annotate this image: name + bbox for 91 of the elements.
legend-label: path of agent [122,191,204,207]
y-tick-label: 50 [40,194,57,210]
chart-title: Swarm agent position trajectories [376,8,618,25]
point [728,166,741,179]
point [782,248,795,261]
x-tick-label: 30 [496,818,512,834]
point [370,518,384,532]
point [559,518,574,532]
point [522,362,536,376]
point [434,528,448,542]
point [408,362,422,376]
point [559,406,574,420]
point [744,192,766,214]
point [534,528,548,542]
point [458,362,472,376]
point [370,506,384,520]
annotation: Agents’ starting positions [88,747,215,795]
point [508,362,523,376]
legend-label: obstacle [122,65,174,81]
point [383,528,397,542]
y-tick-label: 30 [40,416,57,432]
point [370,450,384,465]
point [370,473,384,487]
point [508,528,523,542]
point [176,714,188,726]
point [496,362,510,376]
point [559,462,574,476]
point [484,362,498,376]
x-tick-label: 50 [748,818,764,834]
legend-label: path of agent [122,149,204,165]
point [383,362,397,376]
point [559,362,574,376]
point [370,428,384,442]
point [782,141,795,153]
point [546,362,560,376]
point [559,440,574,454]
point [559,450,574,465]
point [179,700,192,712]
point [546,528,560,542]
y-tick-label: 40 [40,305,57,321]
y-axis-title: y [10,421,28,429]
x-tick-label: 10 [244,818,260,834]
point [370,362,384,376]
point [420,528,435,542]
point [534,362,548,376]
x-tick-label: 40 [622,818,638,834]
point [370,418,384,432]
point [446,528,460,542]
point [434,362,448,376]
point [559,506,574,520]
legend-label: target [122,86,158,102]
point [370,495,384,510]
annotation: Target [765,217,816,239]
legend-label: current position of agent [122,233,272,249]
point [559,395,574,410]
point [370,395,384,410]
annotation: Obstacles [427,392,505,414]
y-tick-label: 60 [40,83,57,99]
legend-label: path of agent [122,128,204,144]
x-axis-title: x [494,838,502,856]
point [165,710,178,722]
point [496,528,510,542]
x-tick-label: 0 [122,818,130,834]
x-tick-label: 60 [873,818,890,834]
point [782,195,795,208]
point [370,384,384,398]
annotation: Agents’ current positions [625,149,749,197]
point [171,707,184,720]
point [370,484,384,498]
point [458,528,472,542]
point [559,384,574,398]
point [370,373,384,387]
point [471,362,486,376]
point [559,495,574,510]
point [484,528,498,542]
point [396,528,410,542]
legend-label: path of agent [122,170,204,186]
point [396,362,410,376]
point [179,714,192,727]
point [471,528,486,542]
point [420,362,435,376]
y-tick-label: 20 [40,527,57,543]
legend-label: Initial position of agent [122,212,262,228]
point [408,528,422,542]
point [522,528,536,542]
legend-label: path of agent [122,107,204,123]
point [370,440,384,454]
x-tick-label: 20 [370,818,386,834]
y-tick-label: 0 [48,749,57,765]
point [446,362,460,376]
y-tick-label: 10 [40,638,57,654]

- _Directions for this task_:
Reproduce the listing above line for line, with nothing altered.

- _Reply to the task_:
annotate this image: name + bbox for 91 of the elements.
legend-label: path of agent [122,191,204,207]
y-tick-label: 50 [40,194,57,210]
chart-title: Swarm agent position trajectories [376,8,618,25]
point [728,166,741,179]
point [782,248,795,261]
x-tick-label: 30 [496,818,512,834]
point [370,518,384,532]
point [559,518,574,532]
point [522,362,536,376]
point [434,528,448,542]
point [408,362,422,376]
point [559,406,574,420]
point [744,192,766,214]
point [534,528,548,542]
point [458,362,472,376]
point [370,506,384,520]
annotation: Agents’ starting positions [88,747,215,795]
point [508,362,523,376]
legend-label: obstacle [122,65,174,81]
point [383,528,397,542]
y-tick-label: 30 [40,416,57,432]
point [370,450,384,465]
point [370,473,384,487]
point [508,528,523,542]
point [176,714,188,726]
point [496,362,510,376]
point [559,462,574,476]
point [484,362,498,376]
x-tick-label: 50 [748,818,764,834]
legend-label: path of agent [122,149,204,165]
point [383,362,397,376]
point [559,362,574,376]
point [370,428,384,442]
point [782,141,795,153]
point [546,362,560,376]
point [559,440,574,454]
point [559,450,574,465]
point [179,700,192,712]
point [546,528,560,542]
y-tick-label: 40 [40,305,57,321]
y-axis-title: y [10,421,28,429]
x-tick-label: 10 [244,818,260,834]
point [370,362,384,376]
point [420,528,435,542]
point [534,362,548,376]
x-tick-label: 40 [622,818,638,834]
point [370,418,384,432]
point [446,528,460,542]
point [434,362,448,376]
point [559,506,574,520]
legend-label: target [122,86,158,102]
point [370,495,384,510]
annotation: Target [765,217,816,239]
legend-label: current position of agent [122,233,272,249]
point [559,395,574,410]
point [370,395,384,410]
annotation: Obstacles [427,392,505,414]
y-tick-label: 60 [40,83,57,99]
legend-label: path of agent [122,128,204,144]
x-axis-title: x [494,838,502,856]
point [165,710,178,722]
point [496,528,510,542]
x-tick-label: 0 [122,818,130,834]
x-tick-label: 60 [873,818,890,834]
point [782,195,795,208]
point [370,384,384,398]
annotation: Agents’ current positions [625,149,749,197]
point [171,707,184,720]
point [370,484,384,498]
point [458,528,472,542]
point [559,384,574,398]
point [370,373,384,387]
point [471,362,486,376]
point [559,495,574,510]
point [484,528,498,542]
point [396,528,410,542]
legend-label: path of agent [122,170,204,186]
point [396,362,410,376]
point [179,714,192,727]
point [471,528,486,542]
point [420,362,435,376]
y-tick-label: 20 [40,527,57,543]
legend-label: Initial position of agent [122,212,262,228]
point [408,528,422,542]
point [522,528,536,542]
legend-label: path of agent [122,107,204,123]
point [370,440,384,454]
x-tick-label: 20 [370,818,386,834]
y-tick-label: 0 [48,749,57,765]
point [446,362,460,376]
y-tick-label: 10 [40,638,57,654]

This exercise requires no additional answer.